Figure collection entries:
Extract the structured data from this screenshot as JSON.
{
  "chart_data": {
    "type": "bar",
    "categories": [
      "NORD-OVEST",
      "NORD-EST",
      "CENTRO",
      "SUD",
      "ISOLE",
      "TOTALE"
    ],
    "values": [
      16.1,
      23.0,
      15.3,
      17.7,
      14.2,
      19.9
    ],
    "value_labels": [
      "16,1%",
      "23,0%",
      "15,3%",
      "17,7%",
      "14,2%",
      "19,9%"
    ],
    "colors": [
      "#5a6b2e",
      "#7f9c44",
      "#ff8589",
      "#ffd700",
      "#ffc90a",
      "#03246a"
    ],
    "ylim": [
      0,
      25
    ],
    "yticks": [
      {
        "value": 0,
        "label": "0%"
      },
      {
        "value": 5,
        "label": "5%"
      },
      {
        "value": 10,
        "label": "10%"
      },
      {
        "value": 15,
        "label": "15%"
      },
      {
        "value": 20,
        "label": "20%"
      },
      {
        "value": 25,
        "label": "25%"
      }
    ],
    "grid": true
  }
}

What needs to be done » Your task is to reproduce all of the records exactly.

Written solution »
Extract the structured data from this screenshot as JSON.
{
  "chart_data": {
    "type": "bar",
    "categories": [
      "NORD-OVEST",
      "NORD-EST",
      "CENTRO",
      "SUD",
      "ISOLE",
      "TOTALE"
    ],
    "values": [
      16.1,
      23.0,
      15.3,
      17.7,
      14.2,
      19.9
    ],
    "value_labels": [
      "16,1%",
      "23,0%",
      "15,3%",
      "17,7%",
      "14,2%",
      "19,9%"
    ],
    "colors": [
      "#5a6b2e",
      "#7f9c44",
      "#ff8589",
      "#ffd700",
      "#ffc90a",
      "#03246a"
    ],
    "ylim": [
      0,
      25
    ],
    "yticks": [
      {
        "value": 0,
        "label": "0%"
      },
      {
        "value": 5,
        "label": "5%"
      },
      {
        "value": 10,
        "label": "10%"
      },
      {
        "value": 15,
        "label": "15%"
      },
      {
        "value": 20,
        "label": "20%"
      },
      {
        "value": 25,
        "label": "25%"
      }
    ],
    "grid": true
  }
}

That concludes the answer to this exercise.